• _INPUT ROWS_
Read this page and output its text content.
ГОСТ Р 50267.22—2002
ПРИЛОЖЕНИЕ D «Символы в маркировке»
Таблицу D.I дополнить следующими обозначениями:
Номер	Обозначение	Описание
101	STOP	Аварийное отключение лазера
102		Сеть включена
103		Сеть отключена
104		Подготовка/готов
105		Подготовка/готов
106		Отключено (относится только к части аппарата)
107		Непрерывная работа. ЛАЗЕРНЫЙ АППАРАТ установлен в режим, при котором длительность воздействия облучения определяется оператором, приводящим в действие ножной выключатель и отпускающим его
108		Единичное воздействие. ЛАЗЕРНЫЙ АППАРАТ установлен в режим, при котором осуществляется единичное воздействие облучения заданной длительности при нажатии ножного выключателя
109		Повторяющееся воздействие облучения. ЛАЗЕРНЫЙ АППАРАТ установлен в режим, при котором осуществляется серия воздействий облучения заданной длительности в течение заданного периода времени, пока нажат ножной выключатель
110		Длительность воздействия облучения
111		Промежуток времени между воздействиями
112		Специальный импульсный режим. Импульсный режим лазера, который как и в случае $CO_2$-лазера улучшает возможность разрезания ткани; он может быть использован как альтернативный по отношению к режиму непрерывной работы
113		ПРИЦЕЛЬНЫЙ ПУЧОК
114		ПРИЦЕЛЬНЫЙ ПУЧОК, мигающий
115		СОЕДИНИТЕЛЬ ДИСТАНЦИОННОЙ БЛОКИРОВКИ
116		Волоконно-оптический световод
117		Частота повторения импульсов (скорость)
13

• _PROBLEM TO WORK ON_
Write out every entry again exactly, please, with nothing missing.

• _FINAL ANSWER_
Read this page and output its text content.
ГОСТ Р 50267.22—2002
ПРИЛОЖЕНИЕ D «Символы в маркировке»
Таблицу D.I дополнить следующими обозначениями:
Номер	Обозначение	Описание
101	STOP	Аварийное отключение лазера
102		Сеть включена
103		Сеть отключена
104		Подготовка/готов
105		Подготовка/готов
106		Отключено (относится только к части аппарата)
107		Непрерывная работа. ЛАЗЕРНЫЙ АППАРАТ установлен в режим, при котором длительность воздействия облучения определяется оператором, приводящим в действие ножной выключатель и отпускающим его
108		Единичное воздействие. ЛАЗЕРНЫЙ АППАРАТ установлен в режим, при котором осуществляется единичное воздействие облучения заданной длительности при нажатии ножного выключателя
109		Повторяющееся воздействие облучения. ЛАЗЕРНЫЙ АППАРАТ установлен в режим, при котором осуществляется серия воздействий облучения заданной длительности в течение заданного периода времени, пока нажат ножной выключатель
110		Длительность воздействия облучения
111		Промежуток времени между воздействиями
112		Специальный импульсный режим. Импульсный режим лазера, который как и в случае $CO_2$-лазера улучшает возможность разрезания ткани; он может быть использован как альтернативный по отношению к режиму непрерывной работы
113		ПРИЦЕЛЬНЫЙ ПУЧОК
114		ПРИЦЕЛЬНЫЙ ПУЧОК, мигающий
115		СОЕДИНИТЕЛЬ ДИСТАНЦИОННОЙ БЛОКИРОВКИ
116		Волоконно-оптический световод
117		Частота повторения импульсов (скорость)
13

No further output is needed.